═════ MATERIAL SUPPLIED

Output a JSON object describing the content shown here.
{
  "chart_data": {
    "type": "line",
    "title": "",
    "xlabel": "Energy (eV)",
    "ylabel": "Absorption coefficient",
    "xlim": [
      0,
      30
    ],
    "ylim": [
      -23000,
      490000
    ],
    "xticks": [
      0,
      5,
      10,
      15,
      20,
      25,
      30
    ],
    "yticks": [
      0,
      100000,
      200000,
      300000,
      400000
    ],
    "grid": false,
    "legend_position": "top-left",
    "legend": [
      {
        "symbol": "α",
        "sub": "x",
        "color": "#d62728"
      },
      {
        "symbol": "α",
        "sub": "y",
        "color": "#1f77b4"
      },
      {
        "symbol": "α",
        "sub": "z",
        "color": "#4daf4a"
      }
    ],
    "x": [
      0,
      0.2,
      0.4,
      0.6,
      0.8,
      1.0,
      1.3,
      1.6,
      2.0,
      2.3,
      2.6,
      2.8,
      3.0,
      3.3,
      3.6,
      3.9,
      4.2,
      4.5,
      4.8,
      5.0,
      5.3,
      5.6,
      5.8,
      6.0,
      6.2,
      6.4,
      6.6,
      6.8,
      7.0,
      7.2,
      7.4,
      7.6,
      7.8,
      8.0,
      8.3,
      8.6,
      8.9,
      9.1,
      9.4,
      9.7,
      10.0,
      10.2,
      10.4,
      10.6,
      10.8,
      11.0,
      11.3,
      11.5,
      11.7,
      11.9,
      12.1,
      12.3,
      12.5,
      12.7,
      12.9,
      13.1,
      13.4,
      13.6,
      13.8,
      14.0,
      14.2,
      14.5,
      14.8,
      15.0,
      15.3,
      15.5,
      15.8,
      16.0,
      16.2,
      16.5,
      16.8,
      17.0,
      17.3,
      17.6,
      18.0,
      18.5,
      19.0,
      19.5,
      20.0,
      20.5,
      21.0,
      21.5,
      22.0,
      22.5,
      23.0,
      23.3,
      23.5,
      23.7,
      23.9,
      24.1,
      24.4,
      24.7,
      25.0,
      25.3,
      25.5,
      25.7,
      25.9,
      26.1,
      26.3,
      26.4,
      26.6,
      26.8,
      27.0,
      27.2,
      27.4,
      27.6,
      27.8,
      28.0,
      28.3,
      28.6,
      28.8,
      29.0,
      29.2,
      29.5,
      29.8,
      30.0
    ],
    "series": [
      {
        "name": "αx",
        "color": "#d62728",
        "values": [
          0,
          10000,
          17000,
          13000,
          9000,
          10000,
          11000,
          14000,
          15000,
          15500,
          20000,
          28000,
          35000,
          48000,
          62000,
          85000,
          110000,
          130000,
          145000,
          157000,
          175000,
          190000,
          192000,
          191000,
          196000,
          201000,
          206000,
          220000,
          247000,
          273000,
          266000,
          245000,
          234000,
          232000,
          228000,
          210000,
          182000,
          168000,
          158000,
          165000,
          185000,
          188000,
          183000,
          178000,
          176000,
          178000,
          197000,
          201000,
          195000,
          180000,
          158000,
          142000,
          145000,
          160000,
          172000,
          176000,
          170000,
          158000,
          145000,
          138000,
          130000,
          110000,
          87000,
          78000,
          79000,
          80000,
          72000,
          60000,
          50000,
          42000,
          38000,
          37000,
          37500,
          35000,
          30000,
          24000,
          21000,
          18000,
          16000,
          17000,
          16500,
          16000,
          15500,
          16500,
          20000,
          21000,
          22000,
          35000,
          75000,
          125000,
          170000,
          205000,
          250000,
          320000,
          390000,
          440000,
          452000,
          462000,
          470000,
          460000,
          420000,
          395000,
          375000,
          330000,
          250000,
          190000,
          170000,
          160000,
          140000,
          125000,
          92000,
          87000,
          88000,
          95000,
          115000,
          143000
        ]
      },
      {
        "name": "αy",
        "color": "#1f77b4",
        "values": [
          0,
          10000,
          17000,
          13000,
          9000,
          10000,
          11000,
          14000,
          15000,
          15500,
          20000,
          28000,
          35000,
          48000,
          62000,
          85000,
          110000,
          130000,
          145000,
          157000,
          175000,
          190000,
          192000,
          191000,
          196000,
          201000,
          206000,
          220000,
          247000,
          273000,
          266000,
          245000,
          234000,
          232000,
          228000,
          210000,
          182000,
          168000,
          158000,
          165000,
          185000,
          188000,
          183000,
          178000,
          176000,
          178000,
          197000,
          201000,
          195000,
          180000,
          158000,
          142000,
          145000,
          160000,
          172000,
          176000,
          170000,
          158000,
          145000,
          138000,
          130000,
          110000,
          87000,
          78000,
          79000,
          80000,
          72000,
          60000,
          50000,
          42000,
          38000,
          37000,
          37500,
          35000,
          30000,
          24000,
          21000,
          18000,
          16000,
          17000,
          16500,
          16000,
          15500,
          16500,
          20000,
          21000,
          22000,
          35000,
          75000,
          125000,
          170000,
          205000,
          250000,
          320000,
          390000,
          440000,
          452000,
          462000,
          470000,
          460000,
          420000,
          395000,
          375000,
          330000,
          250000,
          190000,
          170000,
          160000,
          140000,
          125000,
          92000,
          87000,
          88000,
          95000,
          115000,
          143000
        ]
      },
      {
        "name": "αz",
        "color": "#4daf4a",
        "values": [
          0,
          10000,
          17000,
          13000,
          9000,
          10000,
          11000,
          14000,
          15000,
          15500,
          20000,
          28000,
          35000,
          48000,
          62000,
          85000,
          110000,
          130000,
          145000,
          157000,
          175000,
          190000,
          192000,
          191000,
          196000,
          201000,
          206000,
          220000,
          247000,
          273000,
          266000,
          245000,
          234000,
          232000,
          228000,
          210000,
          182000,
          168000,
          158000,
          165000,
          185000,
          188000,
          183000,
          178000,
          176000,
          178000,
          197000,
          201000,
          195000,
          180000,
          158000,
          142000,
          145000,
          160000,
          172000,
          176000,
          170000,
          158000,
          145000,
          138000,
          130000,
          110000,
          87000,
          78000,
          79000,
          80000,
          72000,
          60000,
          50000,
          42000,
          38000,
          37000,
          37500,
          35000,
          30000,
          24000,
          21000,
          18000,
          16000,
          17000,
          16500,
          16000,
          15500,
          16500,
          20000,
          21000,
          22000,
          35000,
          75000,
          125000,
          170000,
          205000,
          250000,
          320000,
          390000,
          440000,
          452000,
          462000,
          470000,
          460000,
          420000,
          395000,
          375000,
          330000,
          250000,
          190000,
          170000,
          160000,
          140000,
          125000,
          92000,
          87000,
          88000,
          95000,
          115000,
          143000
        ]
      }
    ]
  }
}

══════════

**GOAL**:
In the records above, locate every line with the string "color" and copy it.

**THE COMPLETED TASK**:
        "color": "#d62728"
        "color": "#1f77b4"
        "color": "#4daf4a"
        "color": "#d62728",
        "color": "#1f77b4",
        "color": "#4daf4a",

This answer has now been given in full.